#### WHAT IS BEING ASKED:
Of the lines below, how many hold the string "input"? Give only the number.

#### DATA LISTING:
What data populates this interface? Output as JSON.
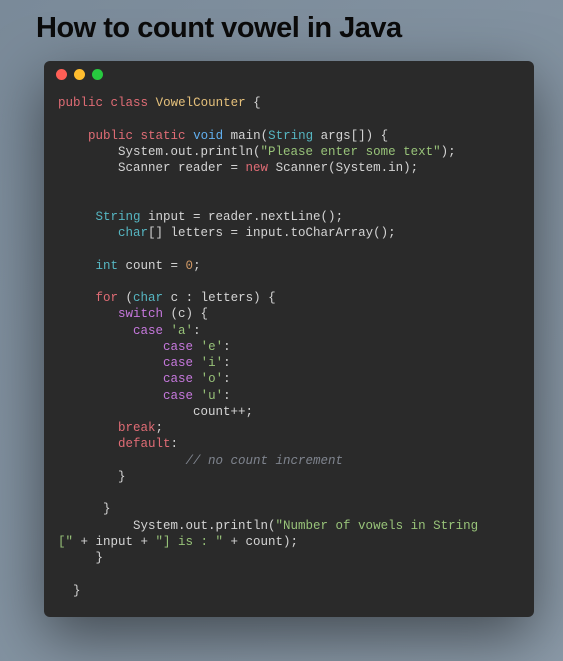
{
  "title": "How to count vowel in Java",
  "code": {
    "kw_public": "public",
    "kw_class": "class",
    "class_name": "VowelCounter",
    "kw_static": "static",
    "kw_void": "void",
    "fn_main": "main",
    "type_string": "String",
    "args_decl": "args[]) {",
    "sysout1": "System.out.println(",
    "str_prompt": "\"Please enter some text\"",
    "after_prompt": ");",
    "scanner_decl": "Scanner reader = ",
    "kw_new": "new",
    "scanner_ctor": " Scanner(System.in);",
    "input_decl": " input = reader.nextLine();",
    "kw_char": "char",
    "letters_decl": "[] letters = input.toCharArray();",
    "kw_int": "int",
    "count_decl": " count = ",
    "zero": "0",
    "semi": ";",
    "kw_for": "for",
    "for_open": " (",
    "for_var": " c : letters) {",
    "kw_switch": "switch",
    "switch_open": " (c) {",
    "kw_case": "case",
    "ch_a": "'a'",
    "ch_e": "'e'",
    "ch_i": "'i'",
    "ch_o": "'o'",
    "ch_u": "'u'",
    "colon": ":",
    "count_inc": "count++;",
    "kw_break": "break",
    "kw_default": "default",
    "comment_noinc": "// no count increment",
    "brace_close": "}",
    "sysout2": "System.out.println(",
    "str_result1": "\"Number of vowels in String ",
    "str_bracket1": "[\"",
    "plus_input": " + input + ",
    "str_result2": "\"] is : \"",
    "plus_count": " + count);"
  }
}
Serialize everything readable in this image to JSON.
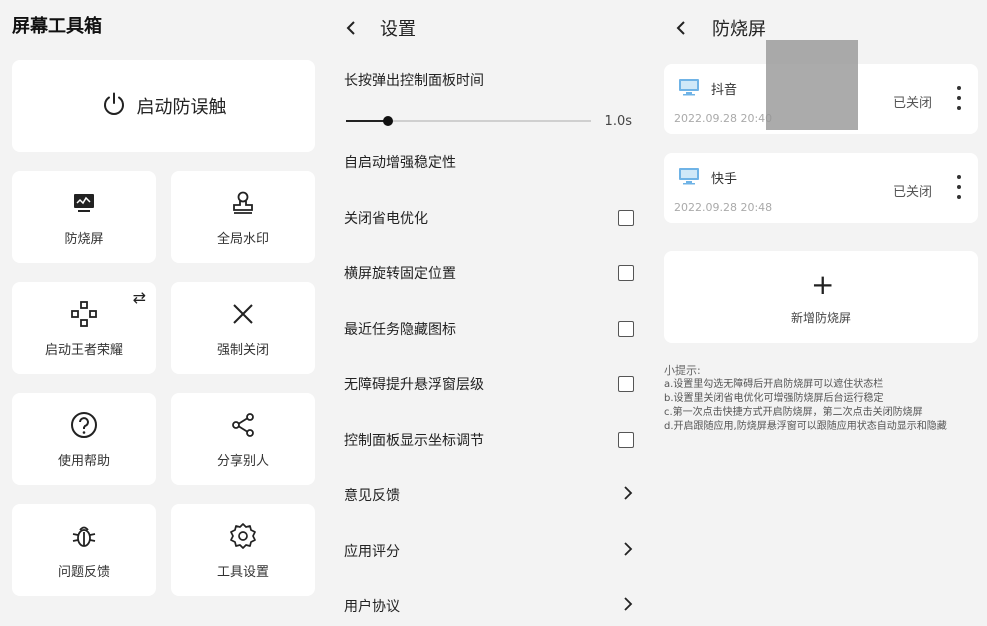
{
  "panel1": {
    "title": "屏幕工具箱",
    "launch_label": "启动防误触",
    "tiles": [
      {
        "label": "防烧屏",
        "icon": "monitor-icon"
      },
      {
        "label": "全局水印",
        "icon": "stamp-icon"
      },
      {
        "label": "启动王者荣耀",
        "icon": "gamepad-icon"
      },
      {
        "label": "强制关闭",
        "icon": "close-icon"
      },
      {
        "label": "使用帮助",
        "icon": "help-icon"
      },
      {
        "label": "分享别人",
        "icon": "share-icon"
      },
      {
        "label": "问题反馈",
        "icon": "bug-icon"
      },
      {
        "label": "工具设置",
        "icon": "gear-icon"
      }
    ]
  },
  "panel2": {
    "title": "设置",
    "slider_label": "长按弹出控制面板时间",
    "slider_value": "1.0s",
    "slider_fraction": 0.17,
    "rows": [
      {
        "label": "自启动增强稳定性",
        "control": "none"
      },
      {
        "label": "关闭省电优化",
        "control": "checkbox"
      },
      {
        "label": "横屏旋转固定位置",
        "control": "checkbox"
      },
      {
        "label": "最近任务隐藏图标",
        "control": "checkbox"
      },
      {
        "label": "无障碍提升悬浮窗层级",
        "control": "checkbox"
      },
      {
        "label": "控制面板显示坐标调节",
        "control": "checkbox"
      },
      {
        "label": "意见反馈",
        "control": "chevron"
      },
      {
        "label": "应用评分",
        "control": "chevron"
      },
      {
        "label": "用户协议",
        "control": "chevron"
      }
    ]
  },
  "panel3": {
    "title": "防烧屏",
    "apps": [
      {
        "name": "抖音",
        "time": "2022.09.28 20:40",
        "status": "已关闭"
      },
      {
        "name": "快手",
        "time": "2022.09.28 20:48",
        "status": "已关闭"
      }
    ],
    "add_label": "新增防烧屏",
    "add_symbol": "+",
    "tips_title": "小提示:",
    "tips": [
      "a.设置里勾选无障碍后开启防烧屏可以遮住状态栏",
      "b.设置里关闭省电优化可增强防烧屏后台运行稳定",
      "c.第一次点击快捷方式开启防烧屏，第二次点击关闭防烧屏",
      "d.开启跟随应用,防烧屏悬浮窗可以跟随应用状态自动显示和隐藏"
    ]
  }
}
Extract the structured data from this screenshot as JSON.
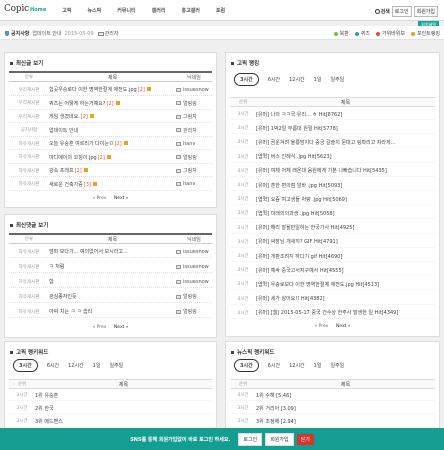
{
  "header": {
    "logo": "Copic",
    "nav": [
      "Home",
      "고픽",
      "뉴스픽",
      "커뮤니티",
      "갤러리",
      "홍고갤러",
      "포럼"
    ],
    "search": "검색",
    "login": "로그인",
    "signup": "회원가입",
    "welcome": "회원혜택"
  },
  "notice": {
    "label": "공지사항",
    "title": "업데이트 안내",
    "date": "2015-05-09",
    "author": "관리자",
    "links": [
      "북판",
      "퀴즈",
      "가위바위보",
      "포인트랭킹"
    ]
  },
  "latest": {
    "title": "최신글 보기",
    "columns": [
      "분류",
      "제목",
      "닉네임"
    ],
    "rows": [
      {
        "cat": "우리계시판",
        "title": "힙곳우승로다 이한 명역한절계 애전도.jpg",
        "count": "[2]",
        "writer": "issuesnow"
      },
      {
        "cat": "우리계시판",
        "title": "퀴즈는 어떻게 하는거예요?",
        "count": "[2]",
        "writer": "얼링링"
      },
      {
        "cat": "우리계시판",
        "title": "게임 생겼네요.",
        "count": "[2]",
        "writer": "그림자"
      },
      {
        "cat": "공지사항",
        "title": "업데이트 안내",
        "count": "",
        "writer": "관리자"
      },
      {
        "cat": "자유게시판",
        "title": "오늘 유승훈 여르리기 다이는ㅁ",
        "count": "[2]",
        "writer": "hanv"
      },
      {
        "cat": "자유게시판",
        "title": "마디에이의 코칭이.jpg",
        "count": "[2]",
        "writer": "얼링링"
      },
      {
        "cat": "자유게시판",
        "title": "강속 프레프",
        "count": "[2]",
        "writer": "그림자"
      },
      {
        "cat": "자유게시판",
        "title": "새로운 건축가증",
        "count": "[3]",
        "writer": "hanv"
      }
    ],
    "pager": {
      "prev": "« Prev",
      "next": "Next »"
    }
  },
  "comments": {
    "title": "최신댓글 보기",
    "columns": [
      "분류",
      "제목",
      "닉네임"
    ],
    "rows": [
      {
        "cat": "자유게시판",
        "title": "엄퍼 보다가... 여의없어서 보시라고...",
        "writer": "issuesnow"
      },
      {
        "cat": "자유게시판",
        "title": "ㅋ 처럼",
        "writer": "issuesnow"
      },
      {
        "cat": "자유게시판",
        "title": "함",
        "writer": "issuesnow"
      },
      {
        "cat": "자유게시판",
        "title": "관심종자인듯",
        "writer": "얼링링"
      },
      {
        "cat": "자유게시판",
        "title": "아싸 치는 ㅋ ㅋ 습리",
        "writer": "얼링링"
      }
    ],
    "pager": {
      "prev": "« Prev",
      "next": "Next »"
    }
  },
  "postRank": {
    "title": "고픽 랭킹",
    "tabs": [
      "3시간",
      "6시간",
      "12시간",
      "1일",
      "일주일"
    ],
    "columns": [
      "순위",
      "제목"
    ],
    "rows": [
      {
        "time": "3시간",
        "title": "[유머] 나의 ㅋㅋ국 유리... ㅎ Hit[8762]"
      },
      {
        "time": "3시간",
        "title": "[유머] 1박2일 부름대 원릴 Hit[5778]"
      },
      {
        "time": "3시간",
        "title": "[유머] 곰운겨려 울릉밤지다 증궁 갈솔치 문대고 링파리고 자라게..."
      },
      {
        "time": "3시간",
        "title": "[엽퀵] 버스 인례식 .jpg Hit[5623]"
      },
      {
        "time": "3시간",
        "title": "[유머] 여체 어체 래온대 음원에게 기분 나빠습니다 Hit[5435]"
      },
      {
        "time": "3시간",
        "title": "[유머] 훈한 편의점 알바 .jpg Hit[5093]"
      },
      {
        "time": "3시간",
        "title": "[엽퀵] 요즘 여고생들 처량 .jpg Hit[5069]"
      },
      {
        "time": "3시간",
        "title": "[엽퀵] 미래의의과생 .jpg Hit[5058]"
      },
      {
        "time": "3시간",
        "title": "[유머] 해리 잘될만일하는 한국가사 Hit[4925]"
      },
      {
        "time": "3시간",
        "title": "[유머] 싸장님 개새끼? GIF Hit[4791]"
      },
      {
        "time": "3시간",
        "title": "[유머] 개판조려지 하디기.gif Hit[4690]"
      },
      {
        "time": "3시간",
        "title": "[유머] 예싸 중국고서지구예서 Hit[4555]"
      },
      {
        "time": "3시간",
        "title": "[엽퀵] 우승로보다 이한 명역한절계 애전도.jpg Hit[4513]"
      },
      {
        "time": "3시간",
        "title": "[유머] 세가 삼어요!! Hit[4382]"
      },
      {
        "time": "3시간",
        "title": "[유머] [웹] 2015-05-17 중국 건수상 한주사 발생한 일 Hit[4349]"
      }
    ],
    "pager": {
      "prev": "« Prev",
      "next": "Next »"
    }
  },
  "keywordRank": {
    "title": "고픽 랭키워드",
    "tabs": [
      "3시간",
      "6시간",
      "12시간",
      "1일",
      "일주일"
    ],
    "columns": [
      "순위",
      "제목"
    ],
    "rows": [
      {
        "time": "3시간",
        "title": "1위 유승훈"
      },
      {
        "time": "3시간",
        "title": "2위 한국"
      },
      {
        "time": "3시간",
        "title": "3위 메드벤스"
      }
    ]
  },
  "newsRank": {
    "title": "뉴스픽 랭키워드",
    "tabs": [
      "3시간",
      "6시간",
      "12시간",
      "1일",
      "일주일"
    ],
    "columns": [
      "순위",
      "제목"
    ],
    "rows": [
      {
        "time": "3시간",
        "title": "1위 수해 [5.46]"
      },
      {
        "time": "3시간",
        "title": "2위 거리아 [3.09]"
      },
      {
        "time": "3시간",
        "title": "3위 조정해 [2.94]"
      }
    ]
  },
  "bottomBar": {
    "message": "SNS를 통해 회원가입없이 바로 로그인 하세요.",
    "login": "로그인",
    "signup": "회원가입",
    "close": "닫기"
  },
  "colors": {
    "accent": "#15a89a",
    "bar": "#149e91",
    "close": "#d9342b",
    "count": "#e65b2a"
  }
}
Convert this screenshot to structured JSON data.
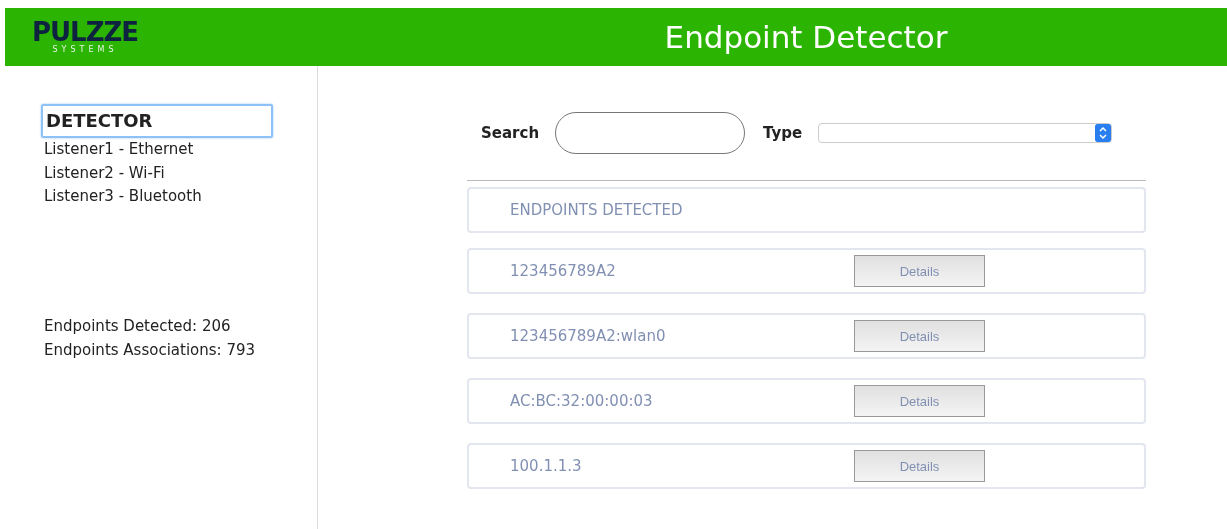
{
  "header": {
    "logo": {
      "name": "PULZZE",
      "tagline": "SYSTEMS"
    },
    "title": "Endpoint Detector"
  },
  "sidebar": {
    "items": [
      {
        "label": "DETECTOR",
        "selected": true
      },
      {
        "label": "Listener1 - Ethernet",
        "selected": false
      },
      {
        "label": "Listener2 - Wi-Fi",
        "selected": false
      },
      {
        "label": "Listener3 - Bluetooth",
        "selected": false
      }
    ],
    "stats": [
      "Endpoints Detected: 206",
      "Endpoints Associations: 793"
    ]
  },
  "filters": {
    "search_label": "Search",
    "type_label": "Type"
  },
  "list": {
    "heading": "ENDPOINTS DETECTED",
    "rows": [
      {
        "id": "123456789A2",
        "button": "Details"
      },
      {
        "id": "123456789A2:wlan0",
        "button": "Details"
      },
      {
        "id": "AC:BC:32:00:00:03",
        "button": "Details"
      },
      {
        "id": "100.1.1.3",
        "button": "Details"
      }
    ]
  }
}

#### CORRECT ANSWER:
3